Don't copy the pictures; return every other part of the records exactly.

_ _ _ _

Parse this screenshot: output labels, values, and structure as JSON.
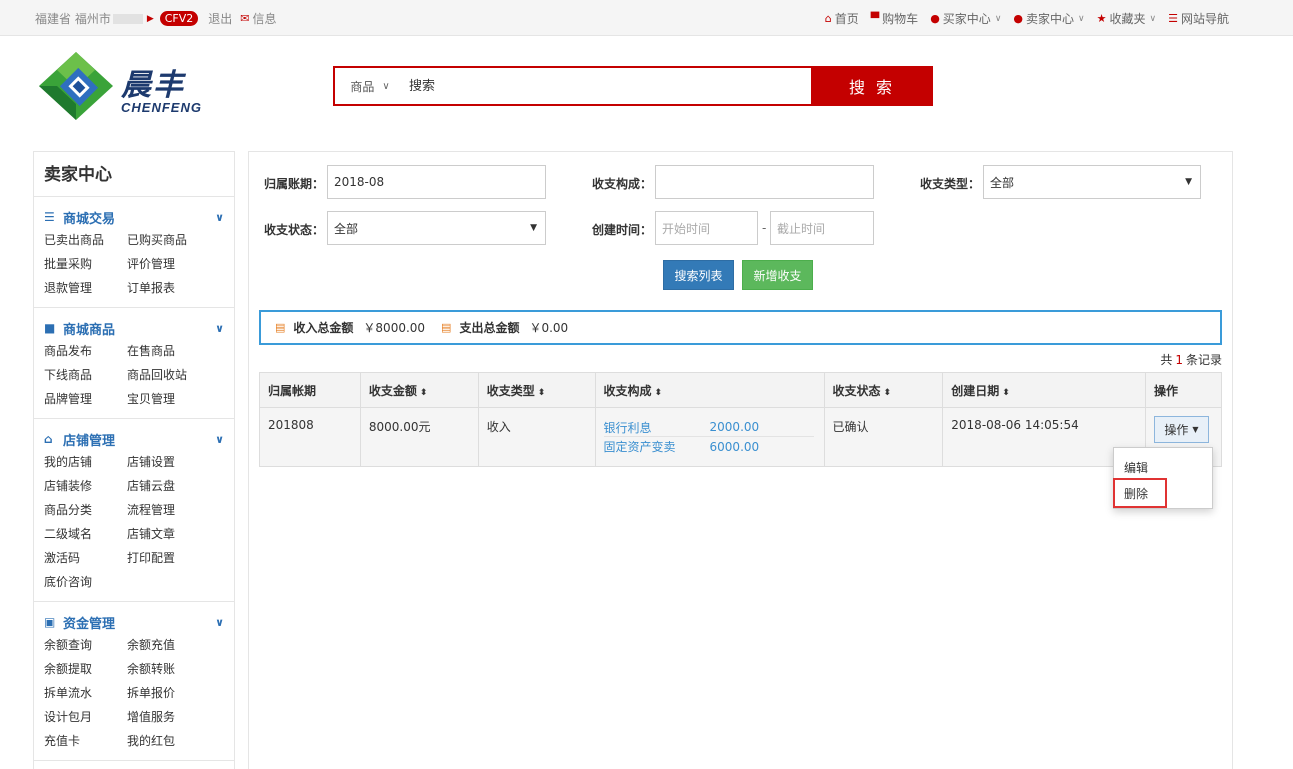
{
  "topbar": {
    "location": "福建省 福州市",
    "badge": "CFV2",
    "logout": "退出",
    "message": "信息",
    "nav": [
      {
        "label": "首页",
        "icon": "home-icon"
      },
      {
        "label": "购物车",
        "icon": "cart-icon"
      },
      {
        "label": "买家中心",
        "icon": "user-icon"
      },
      {
        "label": "卖家中心",
        "icon": "user-icon"
      },
      {
        "label": "收藏夹",
        "icon": "star-icon"
      },
      {
        "label": "网站导航",
        "icon": "list-icon"
      }
    ]
  },
  "logo": {
    "cn": "晨丰",
    "en": "CHENFENG"
  },
  "search": {
    "category": "商品",
    "placeholder": "搜索",
    "button": "搜 索"
  },
  "sidebar": {
    "title": "卖家中心",
    "groups": [
      {
        "title": "商城交易",
        "icon": "list-icon",
        "items": [
          "已卖出商品",
          "已购买商品",
          "批量采购",
          "评价管理",
          "退款管理",
          "订单报表"
        ]
      },
      {
        "title": "商城商品",
        "icon": "truck-icon",
        "items": [
          "商品发布",
          "在售商品",
          "下线商品",
          "商品回收站",
          "品牌管理",
          "宝贝管理"
        ]
      },
      {
        "title": "店铺管理",
        "icon": "home-icon",
        "items": [
          "我的店铺",
          "店铺设置",
          "店铺装修",
          "店铺云盘",
          "商品分类",
          "流程管理",
          "二级域名",
          "店铺文章",
          "激活码",
          "打印配置",
          "底价咨询"
        ]
      },
      {
        "title": "资金管理",
        "icon": "money-icon",
        "items": [
          "余额查询",
          "余额充值",
          "余额提取",
          "余额转账",
          "拆单流水",
          "拆单报价",
          "设计包月",
          "增值服务",
          "充值卡",
          "我的红包"
        ]
      }
    ]
  },
  "filters": {
    "period_label": "归属账期：",
    "period_value": "2018-08",
    "composition_label": "收支构成：",
    "composition_value": "",
    "type_label": "收支类型：",
    "type_value": "全部",
    "status_label": "收支状态：",
    "status_value": "全部",
    "created_label": "创建时间：",
    "start_placeholder": "开始时间",
    "end_placeholder": "截止时间",
    "separator": "-",
    "search_button": "搜索列表",
    "add_button": "新增收支"
  },
  "summary": {
    "income_label": "收入总金额",
    "income_value": "￥8000.00",
    "expense_label": "支出总金额",
    "expense_value": "￥0.00"
  },
  "records": {
    "prefix": "共",
    "count": "1",
    "suffix": "条记录"
  },
  "table": {
    "headers": [
      "归属帐期",
      "收支金额",
      "收支类型",
      "收支构成",
      "收支状态",
      "创建日期",
      "操作"
    ],
    "rows": [
      {
        "period": "201808",
        "amount": "8000.00元",
        "type": "收入",
        "composition": [
          {
            "name": "银行利息",
            "value": "2000.00"
          },
          {
            "name": "固定资产变卖",
            "value": "6000.00"
          }
        ],
        "status": "已确认",
        "created": "2018-08-06 14:05:54",
        "action": "操作"
      }
    ]
  },
  "dropdown": {
    "edit": "编辑",
    "delete": "删除"
  },
  "colors": {
    "brand": "#c40000",
    "link": "#2c6fb3",
    "primary": "#337ab7",
    "success": "#5cb85c",
    "highlight": "#e03333"
  }
}
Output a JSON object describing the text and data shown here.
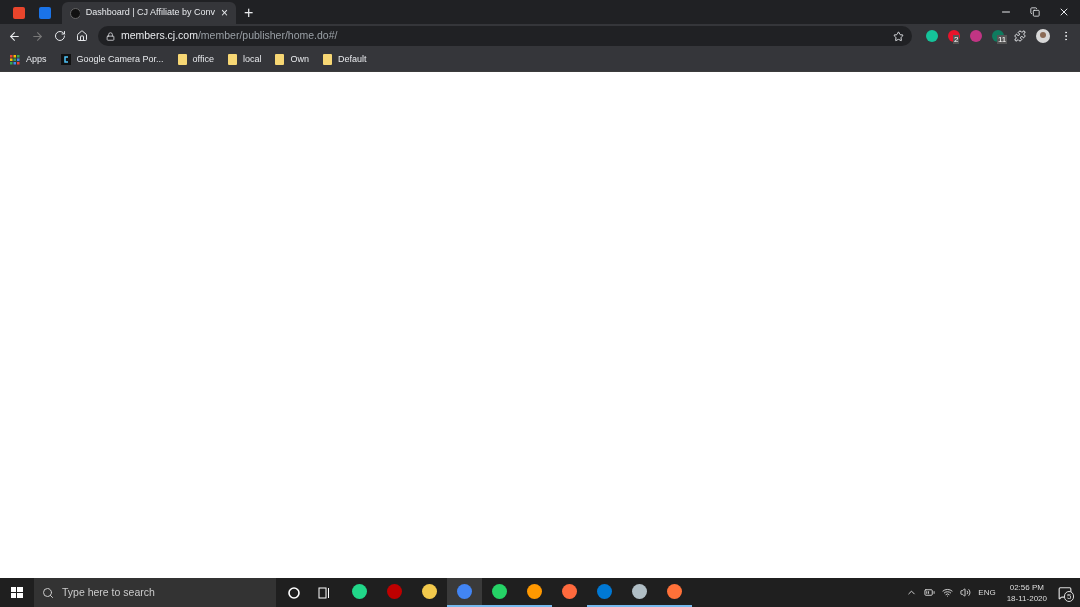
{
  "tabs": [
    {
      "kind": "pinned",
      "selected": false,
      "color": "#e8452c"
    },
    {
      "kind": "pinned",
      "selected": false,
      "color": "#1a73e8"
    },
    {
      "kind": "page",
      "selected": true,
      "title": "Dashboard | CJ Affiliate by Conv",
      "close": "×"
    }
  ],
  "new_tab": "+",
  "address": {
    "host": "members.cj.com",
    "path": "/member/publisher/home.do#/"
  },
  "extensions": [
    {
      "color": "#15c39a"
    },
    {
      "color": "#e8132b",
      "badge": "2"
    },
    {
      "color": "#c13584"
    },
    {
      "color": "#0f7b5f",
      "badge": "11"
    }
  ],
  "bookmarks": [
    {
      "kind": "apps",
      "label": "Apps"
    },
    {
      "kind": "site",
      "label": "Google Camera Por..."
    },
    {
      "kind": "folder",
      "label": "office"
    },
    {
      "kind": "folder",
      "label": "local"
    },
    {
      "kind": "folder",
      "label": "Own"
    },
    {
      "kind": "folder",
      "label": "Default"
    }
  ],
  "taskbar": {
    "search_placeholder": "Type here to search",
    "apps": [
      {
        "color": "#21d789",
        "running": false,
        "selected": false
      },
      {
        "color": "#bf0000",
        "running": false,
        "selected": false
      },
      {
        "color": "#f2c94c",
        "running": false,
        "selected": false
      },
      {
        "color": "#4285f4",
        "running": true,
        "selected": true
      },
      {
        "color": "#25d366",
        "running": true,
        "selected": false
      },
      {
        "color": "#ff9800",
        "running": true,
        "selected": false
      },
      {
        "color": "#ff6a3d",
        "running": false,
        "selected": false
      },
      {
        "color": "#0078d4",
        "running": true,
        "selected": false
      },
      {
        "color": "#b0bec5",
        "running": true,
        "selected": false
      },
      {
        "color": "#ff7139",
        "running": true,
        "selected": false
      }
    ],
    "language": "ENG",
    "time": "02:56 PM",
    "date": "18-11-2020",
    "notifications": "5"
  }
}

_ _ _ _

RESULT OF THIS EXERCISE -
Parse this screenshot: output labels, values, and structure as JSON.
{
  "topbar": {
    "location": "福建省 福州市",
    "badge": "CFV2",
    "logout": "退出",
    "message": "信息",
    "nav": [
      {
        "label": "首页",
        "icon": "home-icon"
      },
      {
        "label": "购物车",
        "icon": "cart-icon"
      },
      {
        "label": "买家中心",
        "icon": "user-icon"
      },
      {
        "label": "卖家中心",
        "icon": "user-icon"
      },
      {
        "label": "收藏夹",
        "icon": "star-icon"
      },
      {
        "label": "网站导航",
        "icon": "list-icon"
      }
    ]
  },
  "logo": {
    "cn": "晨丰",
    "en": "CHENFENG"
  },
  "search": {
    "category": "商品",
    "placeholder": "搜索",
    "button": "搜 索"
  },
  "sidebar": {
    "title": "卖家中心",
    "groups": [
      {
        "title": "商城交易",
        "icon": "list-icon",
        "items": [
          "已卖出商品",
          "已购买商品",
          "批量采购",
          "评价管理",
          "退款管理",
          "订单报表"
        ]
      },
      {
        "title": "商城商品",
        "icon": "truck-icon",
        "items": [
          "商品发布",
          "在售商品",
          "下线商品",
          "商品回收站",
          "品牌管理",
          "宝贝管理"
        ]
      },
      {
        "title": "店铺管理",
        "icon": "home-icon",
        "items": [
          "我的店铺",
          "店铺设置",
          "店铺装修",
          "店铺云盘",
          "商品分类",
          "流程管理",
          "二级域名",
          "店铺文章",
          "激活码",
          "打印配置",
          "底价咨询"
        ]
      },
      {
        "title": "资金管理",
        "icon": "money-icon",
        "items": [
          "余额查询",
          "余额充值",
          "余额提取",
          "余额转账",
          "拆单流水",
          "拆单报价",
          "设计包月",
          "增值服务",
          "充值卡",
          "我的红包"
        ]
      }
    ]
  },
  "filters": {
    "period_label": "归属账期：",
    "period_value": "2018-08",
    "composition_label": "收支构成：",
    "composition_value": "",
    "type_label": "收支类型：",
    "type_value": "全部",
    "status_label": "收支状态：",
    "status_value": "全部",
    "created_label": "创建时间：",
    "start_placeholder": "开始时间",
    "end_placeholder": "截止时间",
    "separator": "-",
    "search_button": "搜索列表",
    "add_button": "新增收支"
  },
  "summary": {
    "income_label": "收入总金额",
    "income_value": "￥8000.00",
    "expense_label": "支出总金额",
    "expense_value": "￥0.00"
  },
  "records": {
    "prefix": "共",
    "count": "1",
    "suffix": "条记录"
  },
  "table": {
    "headers": [
      "归属帐期",
      "收支金额",
      "收支类型",
      "收支构成",
      "收支状态",
      "创建日期",
      "操作"
    ],
    "rows": [
      {
        "period": "201808",
        "amount": "8000.00元",
        "type": "收入",
        "composition": [
          {
            "name": "银行利息",
            "value": "2000.00"
          },
          {
            "name": "固定资产变卖",
            "value": "6000.00"
          }
        ],
        "status": "已确认",
        "created": "2018-08-06 14:05:54",
        "action": "操作"
      }
    ]
  },
  "dropdown": {
    "edit": "编辑",
    "delete": "删除"
  },
  "colors": {
    "brand": "#c40000",
    "link": "#2c6fb3",
    "primary": "#337ab7",
    "success": "#5cb85c",
    "highlight": "#e03333"
  }
}
Output a JSON object describing the text and data shown here.
{
  "tabs": [
    {
      "kind": "pinned",
      "selected": false,
      "color": "#e8452c"
    },
    {
      "kind": "pinned",
      "selected": false,
      "color": "#1a73e8"
    },
    {
      "kind": "page",
      "selected": true,
      "title": "Dashboard | CJ Affiliate by Conv",
      "close": "×"
    }
  ],
  "new_tab": "+",
  "address": {
    "host": "members.cj.com",
    "path": "/member/publisher/home.do#/"
  },
  "extensions": [
    {
      "color": "#15c39a"
    },
    {
      "color": "#e8132b",
      "badge": "2"
    },
    {
      "color": "#c13584"
    },
    {
      "color": "#0f7b5f",
      "badge": "11"
    }
  ],
  "bookmarks": [
    {
      "kind": "apps",
      "label": "Apps"
    },
    {
      "kind": "site",
      "label": "Google Camera Por..."
    },
    {
      "kind": "folder",
      "label": "office"
    },
    {
      "kind": "folder",
      "label": "local"
    },
    {
      "kind": "folder",
      "label": "Own"
    },
    {
      "kind": "folder",
      "label": "Default"
    }
  ],
  "taskbar": {
    "search_placeholder": "Type here to search",
    "apps": [
      {
        "color": "#21d789",
        "running": false,
        "selected": false
      },
      {
        "color": "#bf0000",
        "running": false,
        "selected": false
      },
      {
        "color": "#f2c94c",
        "running": false,
        "selected": false
      },
      {
        "color": "#4285f4",
        "running": true,
        "selected": true
      },
      {
        "color": "#25d366",
        "running": true,
        "selected": false
      },
      {
        "color": "#ff9800",
        "running": true,
        "selected": false
      },
      {
        "color": "#ff6a3d",
        "running": false,
        "selected": false
      },
      {
        "color": "#0078d4",
        "running": true,
        "selected": false
      },
      {
        "color": "#b0bec5",
        "running": true,
        "selected": false
      },
      {
        "color": "#ff7139",
        "running": true,
        "selected": false
      }
    ],
    "language": "ENG",
    "time": "02:56 PM",
    "date": "18-11-2020",
    "notifications": "5"
  }
}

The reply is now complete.